• _Given request_:
Look through the listing and locate every line containing the word "this"; copy those lines.

(begin)

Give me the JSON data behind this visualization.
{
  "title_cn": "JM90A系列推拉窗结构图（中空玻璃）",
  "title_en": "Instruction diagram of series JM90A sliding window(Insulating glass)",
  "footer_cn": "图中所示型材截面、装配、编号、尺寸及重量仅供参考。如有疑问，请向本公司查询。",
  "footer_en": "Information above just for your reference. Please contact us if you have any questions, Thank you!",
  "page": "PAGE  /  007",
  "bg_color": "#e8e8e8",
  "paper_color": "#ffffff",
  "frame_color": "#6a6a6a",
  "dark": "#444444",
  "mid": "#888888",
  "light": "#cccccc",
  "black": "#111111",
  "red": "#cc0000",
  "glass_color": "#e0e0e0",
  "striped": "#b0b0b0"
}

(end)
(begin)

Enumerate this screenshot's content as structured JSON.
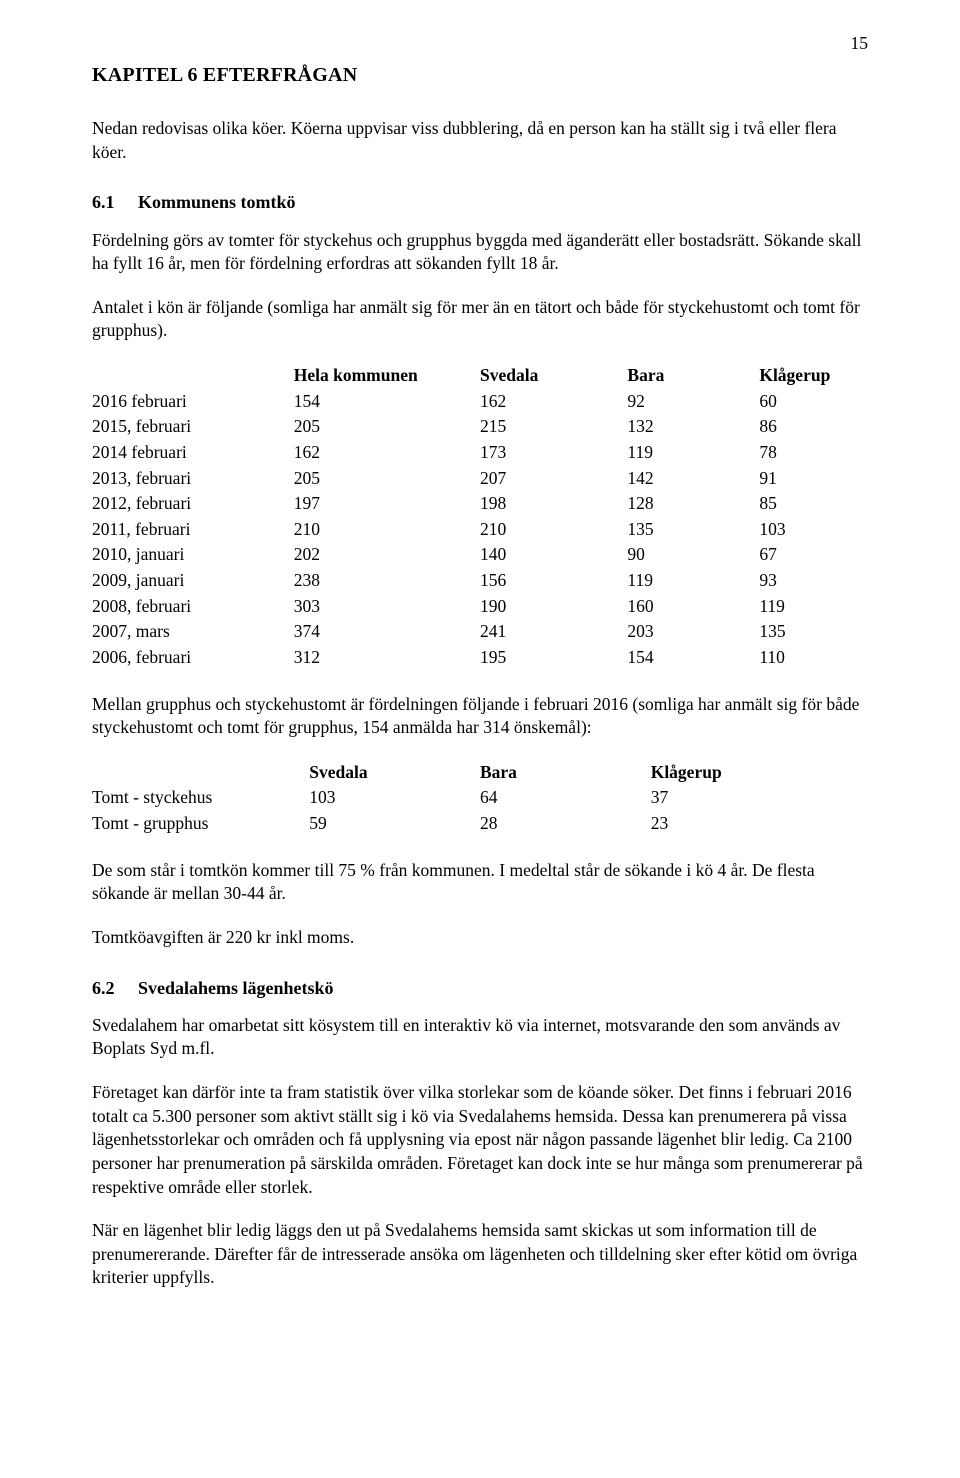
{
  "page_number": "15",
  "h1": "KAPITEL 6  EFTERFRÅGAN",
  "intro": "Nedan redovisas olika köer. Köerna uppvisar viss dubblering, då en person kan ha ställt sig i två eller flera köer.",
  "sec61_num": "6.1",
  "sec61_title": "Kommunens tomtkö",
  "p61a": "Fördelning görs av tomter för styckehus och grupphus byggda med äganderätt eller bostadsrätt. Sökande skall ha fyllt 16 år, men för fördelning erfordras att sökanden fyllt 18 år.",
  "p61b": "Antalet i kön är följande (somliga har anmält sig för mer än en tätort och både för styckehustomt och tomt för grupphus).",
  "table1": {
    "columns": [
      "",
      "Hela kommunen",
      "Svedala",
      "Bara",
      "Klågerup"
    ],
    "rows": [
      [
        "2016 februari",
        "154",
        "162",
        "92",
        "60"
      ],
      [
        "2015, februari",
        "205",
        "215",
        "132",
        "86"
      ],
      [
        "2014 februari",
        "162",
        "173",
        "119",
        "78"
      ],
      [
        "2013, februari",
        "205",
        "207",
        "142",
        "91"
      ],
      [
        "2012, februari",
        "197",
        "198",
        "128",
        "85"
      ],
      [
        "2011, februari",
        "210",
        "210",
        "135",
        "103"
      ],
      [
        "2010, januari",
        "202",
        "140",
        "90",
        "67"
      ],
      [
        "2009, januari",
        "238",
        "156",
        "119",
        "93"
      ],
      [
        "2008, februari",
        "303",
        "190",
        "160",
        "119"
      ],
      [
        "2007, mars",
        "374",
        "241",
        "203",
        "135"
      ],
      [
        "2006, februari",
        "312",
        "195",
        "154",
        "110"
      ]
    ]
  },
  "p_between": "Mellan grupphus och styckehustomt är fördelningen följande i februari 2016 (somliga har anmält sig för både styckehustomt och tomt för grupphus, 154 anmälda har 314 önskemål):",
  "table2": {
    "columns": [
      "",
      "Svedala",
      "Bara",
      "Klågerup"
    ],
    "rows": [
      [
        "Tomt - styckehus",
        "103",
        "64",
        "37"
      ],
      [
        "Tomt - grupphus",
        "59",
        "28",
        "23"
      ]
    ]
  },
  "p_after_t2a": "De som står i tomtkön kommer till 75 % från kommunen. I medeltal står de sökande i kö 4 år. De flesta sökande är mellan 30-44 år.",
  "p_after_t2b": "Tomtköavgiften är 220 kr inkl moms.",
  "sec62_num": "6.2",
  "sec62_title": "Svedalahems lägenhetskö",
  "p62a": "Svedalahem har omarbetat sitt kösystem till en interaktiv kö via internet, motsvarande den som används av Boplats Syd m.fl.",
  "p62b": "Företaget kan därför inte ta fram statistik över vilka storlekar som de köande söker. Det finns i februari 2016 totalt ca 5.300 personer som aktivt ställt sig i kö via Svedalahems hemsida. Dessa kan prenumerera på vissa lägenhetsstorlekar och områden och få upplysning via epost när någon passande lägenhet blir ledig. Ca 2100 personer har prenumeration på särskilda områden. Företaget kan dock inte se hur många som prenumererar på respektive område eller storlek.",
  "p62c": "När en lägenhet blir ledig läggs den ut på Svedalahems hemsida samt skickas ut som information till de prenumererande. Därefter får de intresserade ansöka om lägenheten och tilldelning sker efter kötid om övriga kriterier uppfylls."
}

(end)
(begin)

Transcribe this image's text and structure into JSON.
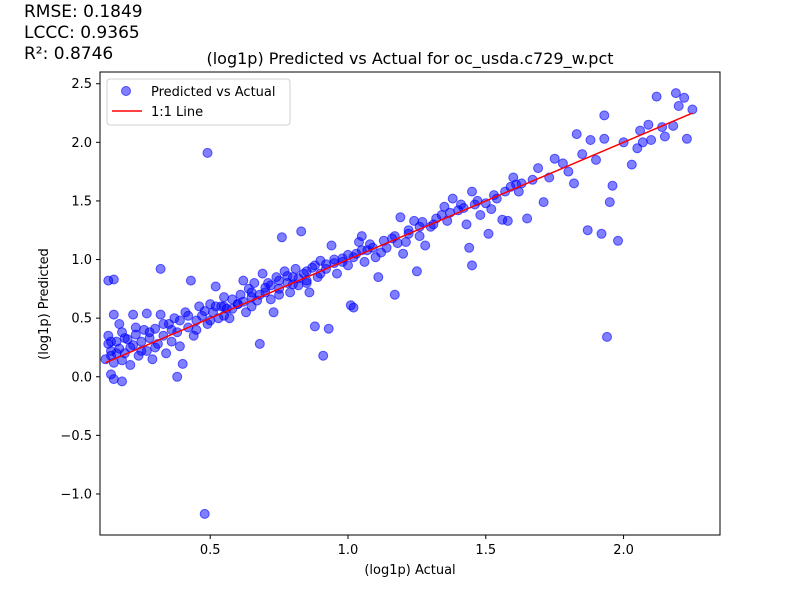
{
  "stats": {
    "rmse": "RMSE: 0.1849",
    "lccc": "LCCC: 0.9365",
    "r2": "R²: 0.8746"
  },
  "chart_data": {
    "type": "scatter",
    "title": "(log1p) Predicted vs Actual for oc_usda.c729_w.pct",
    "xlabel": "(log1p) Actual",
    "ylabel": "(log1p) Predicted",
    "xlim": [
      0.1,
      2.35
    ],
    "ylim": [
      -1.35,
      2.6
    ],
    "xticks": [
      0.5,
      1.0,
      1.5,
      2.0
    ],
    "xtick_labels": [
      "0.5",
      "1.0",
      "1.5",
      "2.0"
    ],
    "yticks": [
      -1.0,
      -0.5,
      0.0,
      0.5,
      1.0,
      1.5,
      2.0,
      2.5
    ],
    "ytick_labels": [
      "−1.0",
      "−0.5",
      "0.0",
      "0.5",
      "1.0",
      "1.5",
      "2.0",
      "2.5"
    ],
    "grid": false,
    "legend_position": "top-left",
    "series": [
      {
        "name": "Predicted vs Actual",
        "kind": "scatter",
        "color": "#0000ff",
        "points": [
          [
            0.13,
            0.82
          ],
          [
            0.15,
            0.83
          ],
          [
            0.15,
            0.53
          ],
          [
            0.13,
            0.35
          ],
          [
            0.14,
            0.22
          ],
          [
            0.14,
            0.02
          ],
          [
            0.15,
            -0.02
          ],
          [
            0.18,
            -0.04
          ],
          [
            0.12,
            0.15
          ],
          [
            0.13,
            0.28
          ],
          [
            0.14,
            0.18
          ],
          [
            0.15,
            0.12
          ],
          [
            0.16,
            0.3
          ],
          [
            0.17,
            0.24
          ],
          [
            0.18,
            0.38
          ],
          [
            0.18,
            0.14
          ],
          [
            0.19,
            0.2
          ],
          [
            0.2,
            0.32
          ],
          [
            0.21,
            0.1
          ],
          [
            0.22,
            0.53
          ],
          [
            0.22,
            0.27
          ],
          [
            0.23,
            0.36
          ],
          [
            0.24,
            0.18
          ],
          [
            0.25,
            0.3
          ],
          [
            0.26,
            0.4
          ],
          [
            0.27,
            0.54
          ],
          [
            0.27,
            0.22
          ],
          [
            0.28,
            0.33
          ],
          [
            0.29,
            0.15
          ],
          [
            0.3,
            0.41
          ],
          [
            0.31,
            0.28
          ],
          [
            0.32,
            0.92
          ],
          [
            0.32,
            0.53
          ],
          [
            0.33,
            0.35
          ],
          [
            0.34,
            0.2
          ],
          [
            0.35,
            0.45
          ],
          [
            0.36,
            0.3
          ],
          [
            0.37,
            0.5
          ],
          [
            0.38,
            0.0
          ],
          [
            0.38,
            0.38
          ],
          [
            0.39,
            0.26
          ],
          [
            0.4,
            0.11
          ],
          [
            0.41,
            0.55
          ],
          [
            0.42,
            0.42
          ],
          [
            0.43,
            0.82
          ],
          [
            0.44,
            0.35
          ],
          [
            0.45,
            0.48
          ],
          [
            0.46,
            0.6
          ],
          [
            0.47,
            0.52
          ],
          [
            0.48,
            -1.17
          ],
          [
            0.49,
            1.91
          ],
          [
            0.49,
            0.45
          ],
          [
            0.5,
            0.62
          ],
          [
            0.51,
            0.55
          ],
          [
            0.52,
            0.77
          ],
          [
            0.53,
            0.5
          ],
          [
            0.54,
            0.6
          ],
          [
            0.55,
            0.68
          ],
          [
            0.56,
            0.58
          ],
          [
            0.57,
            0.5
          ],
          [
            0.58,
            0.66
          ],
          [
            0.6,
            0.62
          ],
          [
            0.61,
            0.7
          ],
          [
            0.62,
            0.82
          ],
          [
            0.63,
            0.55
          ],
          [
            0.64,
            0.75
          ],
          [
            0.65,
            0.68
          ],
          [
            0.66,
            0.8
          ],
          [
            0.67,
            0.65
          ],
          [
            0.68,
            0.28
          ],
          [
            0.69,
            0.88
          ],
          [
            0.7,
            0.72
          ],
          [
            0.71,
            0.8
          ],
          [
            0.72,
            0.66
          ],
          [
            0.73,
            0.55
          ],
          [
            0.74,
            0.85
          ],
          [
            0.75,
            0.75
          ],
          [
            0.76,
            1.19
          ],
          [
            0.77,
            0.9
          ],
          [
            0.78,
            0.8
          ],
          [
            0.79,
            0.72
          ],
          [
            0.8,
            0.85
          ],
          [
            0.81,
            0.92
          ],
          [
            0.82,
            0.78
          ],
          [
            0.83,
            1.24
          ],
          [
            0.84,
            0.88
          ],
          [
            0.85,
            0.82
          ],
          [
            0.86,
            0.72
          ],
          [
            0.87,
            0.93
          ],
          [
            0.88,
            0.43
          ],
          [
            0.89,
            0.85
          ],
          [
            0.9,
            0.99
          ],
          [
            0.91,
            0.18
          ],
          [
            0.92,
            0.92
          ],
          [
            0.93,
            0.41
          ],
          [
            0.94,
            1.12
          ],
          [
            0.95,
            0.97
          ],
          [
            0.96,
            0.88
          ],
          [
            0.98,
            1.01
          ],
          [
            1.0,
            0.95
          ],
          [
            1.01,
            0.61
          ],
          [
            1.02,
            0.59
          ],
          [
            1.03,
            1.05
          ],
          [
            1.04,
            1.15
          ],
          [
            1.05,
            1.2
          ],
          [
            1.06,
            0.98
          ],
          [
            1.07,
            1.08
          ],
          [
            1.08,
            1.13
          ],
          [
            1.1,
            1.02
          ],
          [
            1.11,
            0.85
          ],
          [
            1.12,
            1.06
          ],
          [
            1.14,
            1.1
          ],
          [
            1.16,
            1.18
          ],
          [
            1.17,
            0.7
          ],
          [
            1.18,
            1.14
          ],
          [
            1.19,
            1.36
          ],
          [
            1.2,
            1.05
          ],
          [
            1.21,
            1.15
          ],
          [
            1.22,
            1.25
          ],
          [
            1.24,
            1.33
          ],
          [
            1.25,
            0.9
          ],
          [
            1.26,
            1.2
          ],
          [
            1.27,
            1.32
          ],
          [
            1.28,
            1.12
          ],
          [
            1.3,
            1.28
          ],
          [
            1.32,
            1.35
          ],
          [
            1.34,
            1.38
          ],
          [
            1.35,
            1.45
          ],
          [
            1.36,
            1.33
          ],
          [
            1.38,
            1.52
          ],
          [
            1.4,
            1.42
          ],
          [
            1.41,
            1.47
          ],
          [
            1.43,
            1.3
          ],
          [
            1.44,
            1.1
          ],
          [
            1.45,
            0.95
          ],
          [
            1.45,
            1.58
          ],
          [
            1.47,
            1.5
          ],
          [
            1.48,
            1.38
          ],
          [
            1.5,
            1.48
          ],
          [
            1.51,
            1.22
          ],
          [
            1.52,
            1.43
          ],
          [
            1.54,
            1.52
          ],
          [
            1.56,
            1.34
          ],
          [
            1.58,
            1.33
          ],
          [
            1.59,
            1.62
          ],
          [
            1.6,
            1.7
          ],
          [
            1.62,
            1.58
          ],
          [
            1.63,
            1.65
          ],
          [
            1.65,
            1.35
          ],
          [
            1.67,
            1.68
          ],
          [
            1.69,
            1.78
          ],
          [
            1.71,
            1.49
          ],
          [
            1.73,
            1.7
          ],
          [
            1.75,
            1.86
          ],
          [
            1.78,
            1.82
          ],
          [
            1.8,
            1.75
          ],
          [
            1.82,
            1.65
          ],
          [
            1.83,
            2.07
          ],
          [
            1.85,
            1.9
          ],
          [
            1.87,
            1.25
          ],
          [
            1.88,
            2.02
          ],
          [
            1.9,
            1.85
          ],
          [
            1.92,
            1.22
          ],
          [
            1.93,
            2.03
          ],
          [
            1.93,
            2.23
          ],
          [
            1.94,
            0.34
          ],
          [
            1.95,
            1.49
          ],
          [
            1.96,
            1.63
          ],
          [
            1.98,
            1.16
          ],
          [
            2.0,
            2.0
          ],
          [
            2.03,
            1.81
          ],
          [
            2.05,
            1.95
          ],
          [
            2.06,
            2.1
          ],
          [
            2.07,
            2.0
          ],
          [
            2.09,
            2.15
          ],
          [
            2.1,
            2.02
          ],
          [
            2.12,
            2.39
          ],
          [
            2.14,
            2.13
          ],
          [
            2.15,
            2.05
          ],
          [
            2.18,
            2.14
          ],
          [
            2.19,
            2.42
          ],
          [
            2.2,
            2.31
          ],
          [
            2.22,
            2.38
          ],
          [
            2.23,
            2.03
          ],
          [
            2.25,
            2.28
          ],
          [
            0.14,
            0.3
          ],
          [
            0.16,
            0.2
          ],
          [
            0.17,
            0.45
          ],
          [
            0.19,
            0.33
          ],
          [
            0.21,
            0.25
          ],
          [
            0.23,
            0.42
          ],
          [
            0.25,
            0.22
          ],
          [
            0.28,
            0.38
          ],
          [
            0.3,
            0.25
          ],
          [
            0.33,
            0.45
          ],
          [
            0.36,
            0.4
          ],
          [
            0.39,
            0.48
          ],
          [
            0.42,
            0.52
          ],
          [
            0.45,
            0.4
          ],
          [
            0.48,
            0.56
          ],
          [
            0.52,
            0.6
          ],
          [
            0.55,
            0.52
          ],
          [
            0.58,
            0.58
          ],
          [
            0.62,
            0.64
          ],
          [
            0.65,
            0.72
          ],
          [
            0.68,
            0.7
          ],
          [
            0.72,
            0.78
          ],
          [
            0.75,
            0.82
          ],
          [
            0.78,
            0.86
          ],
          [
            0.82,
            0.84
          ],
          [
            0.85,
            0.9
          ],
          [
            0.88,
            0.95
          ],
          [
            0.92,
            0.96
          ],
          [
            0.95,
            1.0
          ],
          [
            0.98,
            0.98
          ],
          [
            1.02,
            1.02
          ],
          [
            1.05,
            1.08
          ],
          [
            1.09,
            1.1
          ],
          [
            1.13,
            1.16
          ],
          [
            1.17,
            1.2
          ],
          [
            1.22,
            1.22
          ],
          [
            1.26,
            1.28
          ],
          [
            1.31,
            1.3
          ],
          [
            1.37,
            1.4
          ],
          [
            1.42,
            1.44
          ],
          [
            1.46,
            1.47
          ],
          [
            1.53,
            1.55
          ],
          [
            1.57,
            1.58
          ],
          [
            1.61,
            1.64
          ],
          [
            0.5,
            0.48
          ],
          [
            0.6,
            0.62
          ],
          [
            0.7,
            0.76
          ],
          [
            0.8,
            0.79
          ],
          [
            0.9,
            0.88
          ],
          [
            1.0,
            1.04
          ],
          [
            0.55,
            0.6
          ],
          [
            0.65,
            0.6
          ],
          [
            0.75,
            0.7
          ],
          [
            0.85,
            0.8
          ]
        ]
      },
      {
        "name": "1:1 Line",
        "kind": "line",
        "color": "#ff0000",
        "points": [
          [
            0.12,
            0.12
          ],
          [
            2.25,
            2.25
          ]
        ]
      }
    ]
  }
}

(end)

• _Complete answer_:
Give me the JSON data behind this visualization.
Enumerate this screenshot's content as structured JSON.
Transcribe this image's text and structure into JSON.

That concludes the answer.